##### Information given #####

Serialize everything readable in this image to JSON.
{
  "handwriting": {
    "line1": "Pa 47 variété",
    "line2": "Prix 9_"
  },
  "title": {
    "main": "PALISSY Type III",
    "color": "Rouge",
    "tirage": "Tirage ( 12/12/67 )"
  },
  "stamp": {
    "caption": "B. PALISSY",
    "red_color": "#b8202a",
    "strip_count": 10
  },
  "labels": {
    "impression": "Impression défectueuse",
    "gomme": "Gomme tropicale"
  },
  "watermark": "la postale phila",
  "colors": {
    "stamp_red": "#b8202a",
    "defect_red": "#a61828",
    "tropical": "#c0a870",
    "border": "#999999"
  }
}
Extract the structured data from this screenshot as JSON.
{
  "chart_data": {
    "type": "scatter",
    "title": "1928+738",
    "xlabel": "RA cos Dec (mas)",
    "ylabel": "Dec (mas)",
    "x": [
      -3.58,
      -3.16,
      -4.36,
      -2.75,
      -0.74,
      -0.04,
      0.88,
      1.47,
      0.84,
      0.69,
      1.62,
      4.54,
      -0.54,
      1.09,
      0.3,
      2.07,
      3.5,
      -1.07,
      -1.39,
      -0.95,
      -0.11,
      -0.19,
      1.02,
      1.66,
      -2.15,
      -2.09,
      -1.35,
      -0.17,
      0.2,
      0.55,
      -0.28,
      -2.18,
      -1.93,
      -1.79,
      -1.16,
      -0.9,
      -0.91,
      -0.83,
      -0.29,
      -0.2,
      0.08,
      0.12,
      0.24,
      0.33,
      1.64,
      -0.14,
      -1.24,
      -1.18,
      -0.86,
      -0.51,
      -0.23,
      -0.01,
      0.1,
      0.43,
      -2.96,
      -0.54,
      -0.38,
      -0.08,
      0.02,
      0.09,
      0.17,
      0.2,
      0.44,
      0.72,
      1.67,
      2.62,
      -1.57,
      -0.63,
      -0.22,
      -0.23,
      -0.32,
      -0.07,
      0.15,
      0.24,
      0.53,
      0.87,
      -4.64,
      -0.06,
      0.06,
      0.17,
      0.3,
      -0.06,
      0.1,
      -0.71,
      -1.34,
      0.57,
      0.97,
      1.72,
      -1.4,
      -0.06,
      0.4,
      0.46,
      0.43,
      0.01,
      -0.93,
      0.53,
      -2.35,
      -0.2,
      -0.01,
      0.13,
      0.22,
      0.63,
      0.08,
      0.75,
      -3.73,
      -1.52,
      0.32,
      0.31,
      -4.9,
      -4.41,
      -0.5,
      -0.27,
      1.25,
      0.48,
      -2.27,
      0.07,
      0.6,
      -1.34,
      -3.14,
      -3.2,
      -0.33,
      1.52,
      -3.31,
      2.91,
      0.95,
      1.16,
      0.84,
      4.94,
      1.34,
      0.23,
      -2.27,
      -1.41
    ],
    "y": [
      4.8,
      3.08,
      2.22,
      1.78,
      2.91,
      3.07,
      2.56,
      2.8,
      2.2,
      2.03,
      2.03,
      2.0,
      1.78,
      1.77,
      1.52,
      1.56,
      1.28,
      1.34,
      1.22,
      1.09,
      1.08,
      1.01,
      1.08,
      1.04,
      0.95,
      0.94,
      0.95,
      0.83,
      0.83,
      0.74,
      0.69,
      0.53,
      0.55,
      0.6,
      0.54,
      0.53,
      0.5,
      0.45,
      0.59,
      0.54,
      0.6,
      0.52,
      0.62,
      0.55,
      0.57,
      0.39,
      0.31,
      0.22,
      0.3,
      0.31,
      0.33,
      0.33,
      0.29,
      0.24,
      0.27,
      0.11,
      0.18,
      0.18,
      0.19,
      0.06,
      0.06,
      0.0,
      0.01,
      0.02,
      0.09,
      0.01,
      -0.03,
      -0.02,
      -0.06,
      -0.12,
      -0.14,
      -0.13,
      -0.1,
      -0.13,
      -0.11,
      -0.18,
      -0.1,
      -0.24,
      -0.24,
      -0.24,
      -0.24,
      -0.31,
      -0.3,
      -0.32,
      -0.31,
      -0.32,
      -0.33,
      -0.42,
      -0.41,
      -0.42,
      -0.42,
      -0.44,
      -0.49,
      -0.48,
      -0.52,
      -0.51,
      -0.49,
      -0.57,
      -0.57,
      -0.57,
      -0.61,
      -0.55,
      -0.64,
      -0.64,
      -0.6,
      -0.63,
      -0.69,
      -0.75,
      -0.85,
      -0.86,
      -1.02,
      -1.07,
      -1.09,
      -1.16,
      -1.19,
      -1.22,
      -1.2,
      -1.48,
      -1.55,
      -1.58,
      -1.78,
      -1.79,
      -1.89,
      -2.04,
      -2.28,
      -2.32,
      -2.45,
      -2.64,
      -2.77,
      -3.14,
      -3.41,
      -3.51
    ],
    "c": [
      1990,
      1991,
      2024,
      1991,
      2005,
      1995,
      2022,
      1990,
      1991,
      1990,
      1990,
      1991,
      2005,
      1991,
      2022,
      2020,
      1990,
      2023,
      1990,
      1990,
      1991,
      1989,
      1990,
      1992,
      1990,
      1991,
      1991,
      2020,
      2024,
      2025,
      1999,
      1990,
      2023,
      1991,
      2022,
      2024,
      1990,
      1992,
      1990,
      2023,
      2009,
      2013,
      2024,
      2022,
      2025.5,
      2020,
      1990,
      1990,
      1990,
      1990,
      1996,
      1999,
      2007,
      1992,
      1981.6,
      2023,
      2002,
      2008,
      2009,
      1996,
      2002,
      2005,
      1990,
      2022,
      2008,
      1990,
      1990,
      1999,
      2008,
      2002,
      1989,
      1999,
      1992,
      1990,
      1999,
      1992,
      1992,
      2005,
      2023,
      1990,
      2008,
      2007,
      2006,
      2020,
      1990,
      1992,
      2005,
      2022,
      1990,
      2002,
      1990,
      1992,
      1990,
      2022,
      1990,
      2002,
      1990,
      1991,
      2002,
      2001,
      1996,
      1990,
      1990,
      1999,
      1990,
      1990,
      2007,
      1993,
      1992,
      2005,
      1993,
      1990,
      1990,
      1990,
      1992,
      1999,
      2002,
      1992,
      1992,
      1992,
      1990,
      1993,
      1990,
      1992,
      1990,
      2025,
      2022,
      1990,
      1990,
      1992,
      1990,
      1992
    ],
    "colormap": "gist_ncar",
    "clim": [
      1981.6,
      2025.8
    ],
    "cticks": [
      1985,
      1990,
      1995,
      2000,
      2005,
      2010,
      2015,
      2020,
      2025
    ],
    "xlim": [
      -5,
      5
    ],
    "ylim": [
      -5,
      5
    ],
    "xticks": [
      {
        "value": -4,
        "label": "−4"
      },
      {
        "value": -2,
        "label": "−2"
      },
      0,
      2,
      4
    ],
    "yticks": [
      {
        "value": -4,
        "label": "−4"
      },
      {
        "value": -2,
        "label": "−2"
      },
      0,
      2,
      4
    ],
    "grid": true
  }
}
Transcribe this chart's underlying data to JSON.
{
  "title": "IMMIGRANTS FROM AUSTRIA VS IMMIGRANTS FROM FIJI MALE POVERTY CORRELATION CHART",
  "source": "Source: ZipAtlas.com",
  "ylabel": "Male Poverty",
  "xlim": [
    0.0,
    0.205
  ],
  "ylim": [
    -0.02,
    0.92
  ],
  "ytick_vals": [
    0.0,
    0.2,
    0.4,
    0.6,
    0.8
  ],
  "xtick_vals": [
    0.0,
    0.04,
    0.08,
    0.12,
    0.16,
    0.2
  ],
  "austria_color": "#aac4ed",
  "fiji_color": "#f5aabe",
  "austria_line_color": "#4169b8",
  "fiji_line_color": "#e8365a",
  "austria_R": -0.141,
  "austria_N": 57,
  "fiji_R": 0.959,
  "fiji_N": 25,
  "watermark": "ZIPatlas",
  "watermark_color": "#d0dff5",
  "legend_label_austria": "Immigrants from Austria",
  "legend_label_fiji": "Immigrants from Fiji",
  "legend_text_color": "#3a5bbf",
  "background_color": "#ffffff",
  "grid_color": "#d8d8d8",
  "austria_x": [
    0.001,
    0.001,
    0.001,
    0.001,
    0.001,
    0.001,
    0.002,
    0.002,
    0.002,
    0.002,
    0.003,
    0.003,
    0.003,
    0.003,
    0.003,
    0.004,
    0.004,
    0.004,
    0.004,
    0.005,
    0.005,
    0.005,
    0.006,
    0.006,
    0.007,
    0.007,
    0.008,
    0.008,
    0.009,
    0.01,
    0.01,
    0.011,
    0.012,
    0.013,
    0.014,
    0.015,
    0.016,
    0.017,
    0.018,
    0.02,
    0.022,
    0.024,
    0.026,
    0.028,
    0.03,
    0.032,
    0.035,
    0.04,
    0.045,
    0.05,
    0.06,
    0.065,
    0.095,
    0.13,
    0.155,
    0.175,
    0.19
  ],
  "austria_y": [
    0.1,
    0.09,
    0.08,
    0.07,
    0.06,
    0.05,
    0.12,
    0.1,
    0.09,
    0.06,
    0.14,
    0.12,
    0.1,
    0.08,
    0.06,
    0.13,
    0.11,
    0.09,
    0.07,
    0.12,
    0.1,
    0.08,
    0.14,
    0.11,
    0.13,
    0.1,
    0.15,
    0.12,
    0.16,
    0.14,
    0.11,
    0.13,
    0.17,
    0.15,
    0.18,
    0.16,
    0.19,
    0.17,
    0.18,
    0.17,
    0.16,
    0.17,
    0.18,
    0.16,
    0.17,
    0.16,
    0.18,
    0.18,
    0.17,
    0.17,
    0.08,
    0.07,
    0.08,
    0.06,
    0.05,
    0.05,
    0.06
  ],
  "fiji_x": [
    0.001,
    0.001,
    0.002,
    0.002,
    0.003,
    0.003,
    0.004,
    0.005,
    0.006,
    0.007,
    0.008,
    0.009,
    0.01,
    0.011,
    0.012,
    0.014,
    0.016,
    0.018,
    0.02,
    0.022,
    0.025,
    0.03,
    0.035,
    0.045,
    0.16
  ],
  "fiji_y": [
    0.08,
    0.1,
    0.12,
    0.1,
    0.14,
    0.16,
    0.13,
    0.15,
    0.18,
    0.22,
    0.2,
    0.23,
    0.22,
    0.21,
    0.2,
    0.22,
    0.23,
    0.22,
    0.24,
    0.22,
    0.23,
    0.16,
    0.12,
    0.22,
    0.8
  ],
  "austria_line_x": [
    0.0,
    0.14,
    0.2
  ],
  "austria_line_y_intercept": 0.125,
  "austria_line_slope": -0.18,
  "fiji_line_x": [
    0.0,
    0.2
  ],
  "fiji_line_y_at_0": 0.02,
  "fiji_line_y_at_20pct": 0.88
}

#####

▶ [Given exercise] Each line containing the word "PALISSY" counts once; say how many such lines there are, giving only the number.

▶ [Answer] 2